═══ Material to process

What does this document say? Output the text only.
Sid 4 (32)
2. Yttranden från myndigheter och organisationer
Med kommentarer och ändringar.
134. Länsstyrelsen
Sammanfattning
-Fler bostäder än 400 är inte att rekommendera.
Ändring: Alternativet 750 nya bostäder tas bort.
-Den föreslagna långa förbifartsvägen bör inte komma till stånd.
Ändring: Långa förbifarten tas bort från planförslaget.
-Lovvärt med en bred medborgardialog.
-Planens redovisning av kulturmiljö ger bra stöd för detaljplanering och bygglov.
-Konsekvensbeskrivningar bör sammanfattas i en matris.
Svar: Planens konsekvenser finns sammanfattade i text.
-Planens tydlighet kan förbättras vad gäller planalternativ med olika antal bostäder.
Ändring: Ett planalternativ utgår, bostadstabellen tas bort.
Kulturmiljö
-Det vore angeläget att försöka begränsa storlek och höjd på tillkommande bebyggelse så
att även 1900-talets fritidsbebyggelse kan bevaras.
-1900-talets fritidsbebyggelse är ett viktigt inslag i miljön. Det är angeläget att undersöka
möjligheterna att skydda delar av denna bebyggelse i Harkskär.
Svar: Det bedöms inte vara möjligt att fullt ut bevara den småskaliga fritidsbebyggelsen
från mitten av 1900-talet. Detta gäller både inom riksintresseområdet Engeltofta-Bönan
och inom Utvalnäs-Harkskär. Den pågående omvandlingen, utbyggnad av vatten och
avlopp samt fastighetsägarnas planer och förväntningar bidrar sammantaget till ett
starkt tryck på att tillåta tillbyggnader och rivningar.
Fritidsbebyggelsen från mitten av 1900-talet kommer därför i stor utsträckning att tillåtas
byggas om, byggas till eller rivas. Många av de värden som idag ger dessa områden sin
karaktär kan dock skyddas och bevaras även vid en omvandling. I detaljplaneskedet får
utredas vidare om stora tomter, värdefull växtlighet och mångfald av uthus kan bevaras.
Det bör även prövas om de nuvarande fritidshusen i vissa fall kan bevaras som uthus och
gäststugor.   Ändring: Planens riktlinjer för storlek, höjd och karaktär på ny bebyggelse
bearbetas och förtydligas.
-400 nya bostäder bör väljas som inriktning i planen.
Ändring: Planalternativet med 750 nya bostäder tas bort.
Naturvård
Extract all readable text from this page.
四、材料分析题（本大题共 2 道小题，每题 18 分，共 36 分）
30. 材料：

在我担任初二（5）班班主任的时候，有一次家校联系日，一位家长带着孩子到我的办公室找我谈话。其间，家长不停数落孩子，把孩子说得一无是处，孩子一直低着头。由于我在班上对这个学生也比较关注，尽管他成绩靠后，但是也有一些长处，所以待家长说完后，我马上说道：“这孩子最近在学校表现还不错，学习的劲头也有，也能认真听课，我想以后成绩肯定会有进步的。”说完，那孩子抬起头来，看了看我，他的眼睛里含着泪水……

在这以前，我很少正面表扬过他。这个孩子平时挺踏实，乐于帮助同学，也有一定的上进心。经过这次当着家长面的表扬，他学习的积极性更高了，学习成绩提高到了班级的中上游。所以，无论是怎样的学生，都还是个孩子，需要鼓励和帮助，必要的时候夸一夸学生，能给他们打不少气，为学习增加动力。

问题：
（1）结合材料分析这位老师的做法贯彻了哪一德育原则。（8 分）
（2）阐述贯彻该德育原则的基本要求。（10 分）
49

══════

→ Work to complete: Repeat, with no changes, each line from the one with "Extract all readable text from this page." to the end of the listing, including both ends and nothing else.

→ Complete answer:
Extract all readable text from this page.
四、材料分析题（本大题共 2 道小题，每题 18 分，共 36 分）
30. 材料：

在我担任初二（5）班班主任的时候，有一次家校联系日，一位家长带着孩子到我的办公室找我谈话。其间，家长不停数落孩子，把孩子说得一无是处，孩子一直低着头。由于我在班上对这个学生也比较关注，尽管他成绩靠后，但是也有一些长处，所以待家长说完后，我马上说道：“这孩子最近在学校表现还不错，学习的劲头也有，也能认真听课，我想以后成绩肯定会有进步的。”说完，那孩子抬起头来，看了看我，他的眼睛里含着泪水……

在这以前，我很少正面表扬过他。这个孩子平时挺踏实，乐于帮助同学，也有一定的上进心。经过这次当着家长面的表扬，他学习的积极性更高了，学习成绩提高到了班级的中上游。所以，无论是怎样的学生，都还是个孩子，需要鼓励和帮助，必要的时候夸一夸学生，能给他们打不少气，为学习增加动力。

问题：
（1）结合材料分析这位老师的做法贯彻了哪一德育原则。（8 分）
（2）阐述贯彻该德育原则的基本要求。（10 分）
49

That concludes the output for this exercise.